Direction -
The records below need retyping in full; give them again exactly.

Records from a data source
— Begin —

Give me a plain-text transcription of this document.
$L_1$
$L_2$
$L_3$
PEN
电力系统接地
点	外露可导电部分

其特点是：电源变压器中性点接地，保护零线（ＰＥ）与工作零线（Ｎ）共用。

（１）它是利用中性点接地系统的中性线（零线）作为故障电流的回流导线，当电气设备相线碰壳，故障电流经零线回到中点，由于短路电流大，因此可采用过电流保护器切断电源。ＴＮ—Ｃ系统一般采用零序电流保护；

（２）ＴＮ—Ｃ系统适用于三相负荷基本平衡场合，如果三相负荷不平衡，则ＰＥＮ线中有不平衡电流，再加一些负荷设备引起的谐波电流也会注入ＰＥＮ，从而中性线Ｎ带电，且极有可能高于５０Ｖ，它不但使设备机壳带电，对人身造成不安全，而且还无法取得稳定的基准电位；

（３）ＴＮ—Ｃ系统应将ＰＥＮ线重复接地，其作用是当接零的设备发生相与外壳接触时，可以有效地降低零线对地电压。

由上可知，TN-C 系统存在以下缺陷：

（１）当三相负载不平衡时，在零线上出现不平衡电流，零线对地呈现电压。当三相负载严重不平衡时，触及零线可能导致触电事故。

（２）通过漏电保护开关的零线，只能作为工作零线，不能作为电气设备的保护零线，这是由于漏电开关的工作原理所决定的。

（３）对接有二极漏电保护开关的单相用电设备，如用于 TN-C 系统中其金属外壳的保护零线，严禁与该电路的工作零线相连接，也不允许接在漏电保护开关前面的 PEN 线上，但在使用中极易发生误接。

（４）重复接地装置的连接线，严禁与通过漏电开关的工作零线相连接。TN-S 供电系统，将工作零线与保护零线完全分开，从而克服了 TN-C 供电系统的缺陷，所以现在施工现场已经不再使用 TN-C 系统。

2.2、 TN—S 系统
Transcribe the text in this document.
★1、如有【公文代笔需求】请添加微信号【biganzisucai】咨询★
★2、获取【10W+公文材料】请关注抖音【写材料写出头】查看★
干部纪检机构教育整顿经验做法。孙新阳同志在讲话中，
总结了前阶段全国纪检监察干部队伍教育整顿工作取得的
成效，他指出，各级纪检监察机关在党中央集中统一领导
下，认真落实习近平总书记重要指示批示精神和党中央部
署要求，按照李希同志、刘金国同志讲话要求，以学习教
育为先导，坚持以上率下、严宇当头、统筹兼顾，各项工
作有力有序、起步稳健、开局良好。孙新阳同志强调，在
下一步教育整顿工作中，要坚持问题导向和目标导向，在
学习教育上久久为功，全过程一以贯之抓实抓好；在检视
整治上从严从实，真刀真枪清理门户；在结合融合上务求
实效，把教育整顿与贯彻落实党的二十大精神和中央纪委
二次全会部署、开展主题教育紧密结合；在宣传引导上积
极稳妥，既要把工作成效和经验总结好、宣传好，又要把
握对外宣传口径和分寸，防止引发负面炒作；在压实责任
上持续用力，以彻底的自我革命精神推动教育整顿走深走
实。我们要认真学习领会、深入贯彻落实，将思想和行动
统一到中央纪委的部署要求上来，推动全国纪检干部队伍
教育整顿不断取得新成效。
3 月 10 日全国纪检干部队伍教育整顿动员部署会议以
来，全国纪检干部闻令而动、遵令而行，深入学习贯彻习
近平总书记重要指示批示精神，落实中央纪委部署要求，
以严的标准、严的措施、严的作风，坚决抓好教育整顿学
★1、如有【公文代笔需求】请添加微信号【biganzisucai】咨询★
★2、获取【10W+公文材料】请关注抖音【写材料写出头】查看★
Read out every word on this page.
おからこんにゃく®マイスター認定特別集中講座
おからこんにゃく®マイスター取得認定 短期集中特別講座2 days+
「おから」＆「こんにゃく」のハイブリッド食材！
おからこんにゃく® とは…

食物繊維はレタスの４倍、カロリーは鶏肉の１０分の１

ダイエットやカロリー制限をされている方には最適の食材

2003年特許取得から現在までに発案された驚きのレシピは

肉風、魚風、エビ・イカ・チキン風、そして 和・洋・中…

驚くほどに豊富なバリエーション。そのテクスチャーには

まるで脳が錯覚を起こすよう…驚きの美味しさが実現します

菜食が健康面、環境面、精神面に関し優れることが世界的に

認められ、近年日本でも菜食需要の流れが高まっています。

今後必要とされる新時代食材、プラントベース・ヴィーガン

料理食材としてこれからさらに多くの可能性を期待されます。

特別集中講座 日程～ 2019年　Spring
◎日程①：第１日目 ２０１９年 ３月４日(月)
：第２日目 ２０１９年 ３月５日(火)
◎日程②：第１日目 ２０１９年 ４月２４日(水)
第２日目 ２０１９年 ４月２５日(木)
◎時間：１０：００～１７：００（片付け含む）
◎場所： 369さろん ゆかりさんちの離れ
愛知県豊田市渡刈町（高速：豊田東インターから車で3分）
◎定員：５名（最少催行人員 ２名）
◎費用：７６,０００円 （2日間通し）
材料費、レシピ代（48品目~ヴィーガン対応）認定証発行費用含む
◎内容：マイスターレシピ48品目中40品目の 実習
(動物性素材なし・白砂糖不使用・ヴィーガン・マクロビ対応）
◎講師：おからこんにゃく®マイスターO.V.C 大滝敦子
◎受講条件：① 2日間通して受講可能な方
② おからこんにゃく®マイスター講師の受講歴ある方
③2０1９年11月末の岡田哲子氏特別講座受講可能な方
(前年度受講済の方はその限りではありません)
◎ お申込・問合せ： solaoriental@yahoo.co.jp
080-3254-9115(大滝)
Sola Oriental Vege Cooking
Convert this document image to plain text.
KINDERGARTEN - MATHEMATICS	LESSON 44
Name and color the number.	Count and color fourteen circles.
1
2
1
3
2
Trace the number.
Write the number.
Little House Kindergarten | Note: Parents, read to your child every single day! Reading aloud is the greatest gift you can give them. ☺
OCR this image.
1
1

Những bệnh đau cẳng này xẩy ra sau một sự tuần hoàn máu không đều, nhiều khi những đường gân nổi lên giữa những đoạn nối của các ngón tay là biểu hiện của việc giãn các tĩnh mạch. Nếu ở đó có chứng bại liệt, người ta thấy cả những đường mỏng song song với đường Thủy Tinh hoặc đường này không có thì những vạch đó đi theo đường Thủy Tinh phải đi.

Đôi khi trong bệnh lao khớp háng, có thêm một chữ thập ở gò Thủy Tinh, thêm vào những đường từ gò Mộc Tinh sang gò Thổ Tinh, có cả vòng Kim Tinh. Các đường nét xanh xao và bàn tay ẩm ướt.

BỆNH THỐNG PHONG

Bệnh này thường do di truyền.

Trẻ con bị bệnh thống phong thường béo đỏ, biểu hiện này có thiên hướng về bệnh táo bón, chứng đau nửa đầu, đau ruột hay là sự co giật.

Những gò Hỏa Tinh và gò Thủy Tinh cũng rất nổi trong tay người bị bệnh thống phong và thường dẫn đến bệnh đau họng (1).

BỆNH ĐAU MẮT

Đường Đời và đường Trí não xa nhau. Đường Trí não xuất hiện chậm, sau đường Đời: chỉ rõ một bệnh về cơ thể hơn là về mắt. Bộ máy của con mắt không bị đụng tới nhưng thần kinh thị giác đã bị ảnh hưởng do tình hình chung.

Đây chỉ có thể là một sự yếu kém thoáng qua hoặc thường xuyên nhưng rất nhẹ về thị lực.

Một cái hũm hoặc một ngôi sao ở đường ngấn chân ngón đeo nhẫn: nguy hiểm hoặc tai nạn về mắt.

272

— End —

Solution -
Give me a plain-text transcription of this document.
$L_1$
$L_2$
$L_3$
PEN
电力系统接地
点	外露可导电部分

其特点是：电源变压器中性点接地，保护零线（ＰＥ）与工作零线（Ｎ）共用。

（１）它是利用中性点接地系统的中性线（零线）作为故障电流的回流导线，当电气设备相线碰壳，故障电流经零线回到中点，由于短路电流大，因此可采用过电流保护器切断电源。ＴＮ—Ｃ系统一般采用零序电流保护；

（２）ＴＮ—Ｃ系统适用于三相负荷基本平衡场合，如果三相负荷不平衡，则ＰＥＮ线中有不平衡电流，再加一些负荷设备引起的谐波电流也会注入ＰＥＮ，从而中性线Ｎ带电，且极有可能高于５０Ｖ，它不但使设备机壳带电，对人身造成不安全，而且还无法取得稳定的基准电位；

（３）ＴＮ—Ｃ系统应将ＰＥＮ线重复接地，其作用是当接零的设备发生相与外壳接触时，可以有效地降低零线对地电压。

由上可知，TN-C 系统存在以下缺陷：

（１）当三相负载不平衡时，在零线上出现不平衡电流，零线对地呈现电压。当三相负载严重不平衡时，触及零线可能导致触电事故。

（２）通过漏电保护开关的零线，只能作为工作零线，不能作为电气设备的保护零线，这是由于漏电开关的工作原理所决定的。

（３）对接有二极漏电保护开关的单相用电设备，如用于 TN-C 系统中其金属外壳的保护零线，严禁与该电路的工作零线相连接，也不允许接在漏电保护开关前面的 PEN 线上，但在使用中极易发生误接。

（４）重复接地装置的连接线，严禁与通过漏电开关的工作零线相连接。TN-S 供电系统，将工作零线与保护零线完全分开，从而克服了 TN-C 供电系统的缺陷，所以现在施工现场已经不再使用 TN-C 系统。

2.2、 TN—S 系统
Transcribe the text in this document.
★1、如有【公文代笔需求】请添加微信号【biganzisucai】咨询★
★2、获取【10W+公文材料】请关注抖音【写材料写出头】查看★
干部纪检机构教育整顿经验做法。孙新阳同志在讲话中，
总结了前阶段全国纪检监察干部队伍教育整顿工作取得的
成效，他指出，各级纪检监察机关在党中央集中统一领导
下，认真落实习近平总书记重要指示批示精神和党中央部
署要求，按照李希同志、刘金国同志讲话要求，以学习教
育为先导，坚持以上率下、严宇当头、统筹兼顾，各项工
作有力有序、起步稳健、开局良好。孙新阳同志强调，在
下一步教育整顿工作中，要坚持问题导向和目标导向，在
学习教育上久久为功，全过程一以贯之抓实抓好；在检视
整治上从严从实，真刀真枪清理门户；在结合融合上务求
实效，把教育整顿与贯彻落实党的二十大精神和中央纪委
二次全会部署、开展主题教育紧密结合；在宣传引导上积
极稳妥，既要把工作成效和经验总结好、宣传好，又要把
握对外宣传口径和分寸，防止引发负面炒作；在压实责任
上持续用力，以彻底的自我革命精神推动教育整顿走深走
实。我们要认真学习领会、深入贯彻落实，将思想和行动
统一到中央纪委的部署要求上来，推动全国纪检干部队伍
教育整顿不断取得新成效。
3 月 10 日全国纪检干部队伍教育整顿动员部署会议以
来，全国纪检干部闻令而动、遵令而行，深入学习贯彻习
近平总书记重要指示批示精神，落实中央纪委部署要求，
以严的标准、严的措施、严的作风，坚决抓好教育整顿学
★1、如有【公文代笔需求】请添加微信号【biganzisucai】咨询★
★2、获取【10W+公文材料】请关注抖音【写材料写出头】查看★
Read out every word on this page.
おからこんにゃく®マイスター認定特別集中講座
おからこんにゃく®マイスター取得認定 短期集中特別講座2 days+
「おから」＆「こんにゃく」のハイブリッド食材！
おからこんにゃく® とは…

食物繊維はレタスの４倍、カロリーは鶏肉の１０分の１

ダイエットやカロリー制限をされている方には最適の食材

2003年特許取得から現在までに発案された驚きのレシピは

肉風、魚風、エビ・イカ・チキン風、そして 和・洋・中…

驚くほどに豊富なバリエーション。そのテクスチャーには

まるで脳が錯覚を起こすよう…驚きの美味しさが実現します

菜食が健康面、環境面、精神面に関し優れることが世界的に

認められ、近年日本でも菜食需要の流れが高まっています。

今後必要とされる新時代食材、プラントベース・ヴィーガン

料理食材としてこれからさらに多くの可能性を期待されます。

特別集中講座 日程～ 2019年　Spring
◎日程①：第１日目 ２０１９年 ３月４日(月)
：第２日目 ２０１９年 ３月５日(火)
◎日程②：第１日目 ２０１９年 ４月２４日(水)
第２日目 ２０１９年 ４月２５日(木)
◎時間：１０：００～１７：００（片付け含む）
◎場所： 369さろん ゆかりさんちの離れ
愛知県豊田市渡刈町（高速：豊田東インターから車で3分）
◎定員：５名（最少催行人員 ２名）
◎費用：７６,０００円 （2日間通し）
材料費、レシピ代（48品目~ヴィーガン対応）認定証発行費用含む
◎内容：マイスターレシピ48品目中40品目の 実習
(動物性素材なし・白砂糖不使用・ヴィーガン・マクロビ対応）
◎講師：おからこんにゃく®マイスターO.V.C 大滝敦子
◎受講条件：① 2日間通して受講可能な方
② おからこんにゃく®マイスター講師の受講歴ある方
③2０1９年11月末の岡田哲子氏特別講座受講可能な方
(前年度受講済の方はその限りではありません)
◎ お申込・問合せ： solaoriental@yahoo.co.jp
080-3254-9115(大滝)
Sola Oriental Vege Cooking
Convert this document image to plain text.
KINDERGARTEN - MATHEMATICS	LESSON 44
Name and color the number.	Count and color fourteen circles.
1
2
1
3
2
Trace the number.
Write the number.
Little House Kindergarten | Note: Parents, read to your child every single day! Reading aloud is the greatest gift you can give them. ☺
OCR this image.
1
1

Những bệnh đau cẳng này xẩy ra sau một sự tuần hoàn máu không đều, nhiều khi những đường gân nổi lên giữa những đoạn nối của các ngón tay là biểu hiện của việc giãn các tĩnh mạch. Nếu ở đó có chứng bại liệt, người ta thấy cả những đường mỏng song song với đường Thủy Tinh hoặc đường này không có thì những vạch đó đi theo đường Thủy Tinh phải đi.

Đôi khi trong bệnh lao khớp háng, có thêm một chữ thập ở gò Thủy Tinh, thêm vào những đường từ gò Mộc Tinh sang gò Thổ Tinh, có cả vòng Kim Tinh. Các đường nét xanh xao và bàn tay ẩm ướt.

BỆNH THỐNG PHONG

Bệnh này thường do di truyền.

Trẻ con bị bệnh thống phong thường béo đỏ, biểu hiện này có thiên hướng về bệnh táo bón, chứng đau nửa đầu, đau ruột hay là sự co giật.

Những gò Hỏa Tinh và gò Thủy Tinh cũng rất nổi trong tay người bị bệnh thống phong và thường dẫn đến bệnh đau họng (1).

BỆNH ĐAU MẮT

Đường Đời và đường Trí não xa nhau. Đường Trí não xuất hiện chậm, sau đường Đời: chỉ rõ một bệnh về cơ thể hơn là về mắt. Bộ máy của con mắt không bị đụng tới nhưng thần kinh thị giác đã bị ảnh hưởng do tình hình chung.

Đây chỉ có thể là một sự yếu kém thoáng qua hoặc thường xuyên nhưng rất nhẹ về thị lực.

Một cái hũm hoặc một ngôi sao ở đường ngấn chân ngón đeo nhẫn: nguy hiểm hoặc tai nạn về mắt.

272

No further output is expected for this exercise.